• Short exercise: Tally up how many lines in the listing below contain the string "Werkzeug", and give only the total.

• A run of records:
----------------------------------------
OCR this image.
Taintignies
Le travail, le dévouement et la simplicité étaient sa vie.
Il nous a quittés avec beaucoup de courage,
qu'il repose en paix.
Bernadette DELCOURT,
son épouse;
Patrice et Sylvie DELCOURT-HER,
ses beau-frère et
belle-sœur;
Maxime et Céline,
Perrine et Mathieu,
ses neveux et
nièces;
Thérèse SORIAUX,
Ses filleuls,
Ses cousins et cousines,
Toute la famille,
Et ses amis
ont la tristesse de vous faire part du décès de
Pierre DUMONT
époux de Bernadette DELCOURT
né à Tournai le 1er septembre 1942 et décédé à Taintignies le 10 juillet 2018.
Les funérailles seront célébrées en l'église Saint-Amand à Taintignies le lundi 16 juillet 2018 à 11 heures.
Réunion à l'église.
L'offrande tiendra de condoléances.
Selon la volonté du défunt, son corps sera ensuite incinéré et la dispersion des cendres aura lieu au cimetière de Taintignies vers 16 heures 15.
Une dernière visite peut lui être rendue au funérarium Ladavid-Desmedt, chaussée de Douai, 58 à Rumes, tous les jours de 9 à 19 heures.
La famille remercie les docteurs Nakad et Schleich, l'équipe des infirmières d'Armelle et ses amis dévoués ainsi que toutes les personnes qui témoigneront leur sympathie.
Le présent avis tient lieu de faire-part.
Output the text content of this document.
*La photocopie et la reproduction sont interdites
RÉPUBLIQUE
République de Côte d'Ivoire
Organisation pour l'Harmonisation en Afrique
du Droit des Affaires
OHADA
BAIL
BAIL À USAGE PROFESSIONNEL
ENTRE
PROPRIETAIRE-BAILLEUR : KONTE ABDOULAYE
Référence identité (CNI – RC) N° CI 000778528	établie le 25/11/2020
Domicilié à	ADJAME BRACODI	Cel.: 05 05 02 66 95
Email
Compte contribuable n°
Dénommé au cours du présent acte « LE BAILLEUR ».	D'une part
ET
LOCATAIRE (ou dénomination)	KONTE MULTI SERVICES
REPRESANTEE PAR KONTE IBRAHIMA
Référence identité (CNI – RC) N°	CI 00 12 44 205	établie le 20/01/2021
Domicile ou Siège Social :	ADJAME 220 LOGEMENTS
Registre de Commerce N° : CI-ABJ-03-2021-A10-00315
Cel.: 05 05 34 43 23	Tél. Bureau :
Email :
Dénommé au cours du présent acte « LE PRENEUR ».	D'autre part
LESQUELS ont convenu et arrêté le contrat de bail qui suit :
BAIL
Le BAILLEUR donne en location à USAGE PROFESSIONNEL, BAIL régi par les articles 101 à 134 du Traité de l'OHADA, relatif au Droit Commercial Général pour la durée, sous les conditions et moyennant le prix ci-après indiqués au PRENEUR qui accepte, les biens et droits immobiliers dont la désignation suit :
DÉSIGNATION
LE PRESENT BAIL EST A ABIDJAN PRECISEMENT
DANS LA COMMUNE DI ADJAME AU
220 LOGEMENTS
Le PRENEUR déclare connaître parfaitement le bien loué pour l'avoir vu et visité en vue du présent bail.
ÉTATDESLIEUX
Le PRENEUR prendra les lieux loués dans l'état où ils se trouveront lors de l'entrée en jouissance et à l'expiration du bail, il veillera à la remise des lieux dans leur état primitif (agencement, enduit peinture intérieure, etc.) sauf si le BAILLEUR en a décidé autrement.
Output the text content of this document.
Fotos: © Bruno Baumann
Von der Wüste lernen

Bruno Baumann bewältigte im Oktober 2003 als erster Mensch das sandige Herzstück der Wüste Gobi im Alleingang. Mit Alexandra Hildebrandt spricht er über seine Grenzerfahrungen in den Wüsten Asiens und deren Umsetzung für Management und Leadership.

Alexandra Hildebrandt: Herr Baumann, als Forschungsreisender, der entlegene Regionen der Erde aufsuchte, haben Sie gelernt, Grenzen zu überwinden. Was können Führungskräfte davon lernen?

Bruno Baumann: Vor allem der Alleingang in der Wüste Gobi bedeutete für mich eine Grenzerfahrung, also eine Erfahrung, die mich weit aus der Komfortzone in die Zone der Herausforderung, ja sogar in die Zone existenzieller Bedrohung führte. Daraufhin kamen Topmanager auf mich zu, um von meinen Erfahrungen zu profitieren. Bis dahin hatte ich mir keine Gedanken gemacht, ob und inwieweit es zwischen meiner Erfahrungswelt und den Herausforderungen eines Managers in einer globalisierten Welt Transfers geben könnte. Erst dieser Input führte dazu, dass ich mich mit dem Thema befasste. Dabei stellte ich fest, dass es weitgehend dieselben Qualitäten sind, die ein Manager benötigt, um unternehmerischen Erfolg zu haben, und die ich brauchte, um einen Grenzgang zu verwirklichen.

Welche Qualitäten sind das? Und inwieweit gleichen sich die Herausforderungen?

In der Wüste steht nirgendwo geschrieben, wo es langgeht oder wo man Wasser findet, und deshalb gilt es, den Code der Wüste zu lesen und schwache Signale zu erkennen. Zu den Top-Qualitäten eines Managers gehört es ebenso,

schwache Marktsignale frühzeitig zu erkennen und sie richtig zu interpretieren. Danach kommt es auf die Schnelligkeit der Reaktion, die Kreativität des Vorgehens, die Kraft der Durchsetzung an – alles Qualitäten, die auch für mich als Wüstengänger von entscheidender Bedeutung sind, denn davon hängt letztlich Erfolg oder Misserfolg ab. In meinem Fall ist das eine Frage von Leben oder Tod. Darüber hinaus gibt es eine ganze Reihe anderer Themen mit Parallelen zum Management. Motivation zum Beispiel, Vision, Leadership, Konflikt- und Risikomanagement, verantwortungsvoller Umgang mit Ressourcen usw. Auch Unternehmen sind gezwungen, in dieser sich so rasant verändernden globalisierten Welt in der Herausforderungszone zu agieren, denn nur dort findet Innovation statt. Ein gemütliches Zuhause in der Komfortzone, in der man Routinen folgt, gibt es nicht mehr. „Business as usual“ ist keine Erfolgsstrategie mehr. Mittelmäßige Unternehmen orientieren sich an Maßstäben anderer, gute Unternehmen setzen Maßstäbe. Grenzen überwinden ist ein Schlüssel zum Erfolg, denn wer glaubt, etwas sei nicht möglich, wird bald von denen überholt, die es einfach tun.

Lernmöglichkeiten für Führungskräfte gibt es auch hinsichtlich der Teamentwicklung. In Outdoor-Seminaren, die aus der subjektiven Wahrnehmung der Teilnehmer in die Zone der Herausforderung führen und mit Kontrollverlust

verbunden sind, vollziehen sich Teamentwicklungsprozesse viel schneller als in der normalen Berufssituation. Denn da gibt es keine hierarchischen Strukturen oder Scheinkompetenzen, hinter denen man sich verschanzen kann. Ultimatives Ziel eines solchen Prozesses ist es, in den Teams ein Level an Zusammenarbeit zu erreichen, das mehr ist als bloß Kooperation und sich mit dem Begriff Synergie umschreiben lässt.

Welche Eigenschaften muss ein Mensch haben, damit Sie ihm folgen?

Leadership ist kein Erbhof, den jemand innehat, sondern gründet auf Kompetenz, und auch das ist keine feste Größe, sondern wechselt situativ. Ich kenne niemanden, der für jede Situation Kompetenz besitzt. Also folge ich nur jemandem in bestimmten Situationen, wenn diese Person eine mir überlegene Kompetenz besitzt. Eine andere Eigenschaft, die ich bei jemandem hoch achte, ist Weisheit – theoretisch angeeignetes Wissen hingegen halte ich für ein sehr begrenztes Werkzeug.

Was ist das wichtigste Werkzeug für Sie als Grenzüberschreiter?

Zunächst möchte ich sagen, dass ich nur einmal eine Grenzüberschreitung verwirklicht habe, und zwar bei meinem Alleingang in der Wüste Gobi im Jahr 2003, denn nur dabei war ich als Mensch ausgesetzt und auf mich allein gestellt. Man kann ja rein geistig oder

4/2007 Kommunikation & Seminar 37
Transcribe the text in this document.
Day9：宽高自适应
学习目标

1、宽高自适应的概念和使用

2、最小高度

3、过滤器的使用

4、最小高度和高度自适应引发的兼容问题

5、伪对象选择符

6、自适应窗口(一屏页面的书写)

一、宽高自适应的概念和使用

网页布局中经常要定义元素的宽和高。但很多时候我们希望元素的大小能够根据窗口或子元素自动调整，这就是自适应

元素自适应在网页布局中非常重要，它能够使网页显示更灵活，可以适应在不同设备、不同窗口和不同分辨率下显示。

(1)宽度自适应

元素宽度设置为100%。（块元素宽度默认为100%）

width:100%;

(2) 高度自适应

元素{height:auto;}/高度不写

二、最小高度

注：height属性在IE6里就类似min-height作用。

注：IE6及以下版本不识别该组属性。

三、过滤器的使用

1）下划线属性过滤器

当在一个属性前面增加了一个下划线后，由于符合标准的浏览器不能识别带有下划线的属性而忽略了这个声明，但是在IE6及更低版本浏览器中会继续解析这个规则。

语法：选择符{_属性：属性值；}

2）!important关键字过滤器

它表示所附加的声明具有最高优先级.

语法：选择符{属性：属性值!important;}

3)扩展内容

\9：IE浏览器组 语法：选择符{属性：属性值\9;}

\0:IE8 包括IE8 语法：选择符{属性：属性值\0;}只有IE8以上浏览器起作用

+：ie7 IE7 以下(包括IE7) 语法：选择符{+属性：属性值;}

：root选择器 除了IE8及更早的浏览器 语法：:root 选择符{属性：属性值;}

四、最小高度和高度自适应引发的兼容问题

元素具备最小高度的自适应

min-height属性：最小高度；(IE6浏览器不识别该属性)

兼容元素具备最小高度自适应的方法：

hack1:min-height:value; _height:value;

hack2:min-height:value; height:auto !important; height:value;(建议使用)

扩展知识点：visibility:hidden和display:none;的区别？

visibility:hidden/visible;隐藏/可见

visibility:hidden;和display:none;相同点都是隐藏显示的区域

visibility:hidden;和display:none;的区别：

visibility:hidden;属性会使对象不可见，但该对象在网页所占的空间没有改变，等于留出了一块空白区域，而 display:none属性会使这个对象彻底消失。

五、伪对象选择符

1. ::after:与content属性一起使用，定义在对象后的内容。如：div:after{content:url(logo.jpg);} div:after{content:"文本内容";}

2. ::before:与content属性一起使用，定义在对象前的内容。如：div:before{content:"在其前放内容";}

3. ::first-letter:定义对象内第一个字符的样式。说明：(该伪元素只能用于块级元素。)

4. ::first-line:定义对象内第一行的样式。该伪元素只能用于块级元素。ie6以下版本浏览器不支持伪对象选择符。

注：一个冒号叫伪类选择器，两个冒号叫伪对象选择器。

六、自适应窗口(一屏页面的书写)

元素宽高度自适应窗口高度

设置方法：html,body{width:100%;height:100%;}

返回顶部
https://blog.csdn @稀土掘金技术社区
----------------------------------------
• Solution to the problem: 2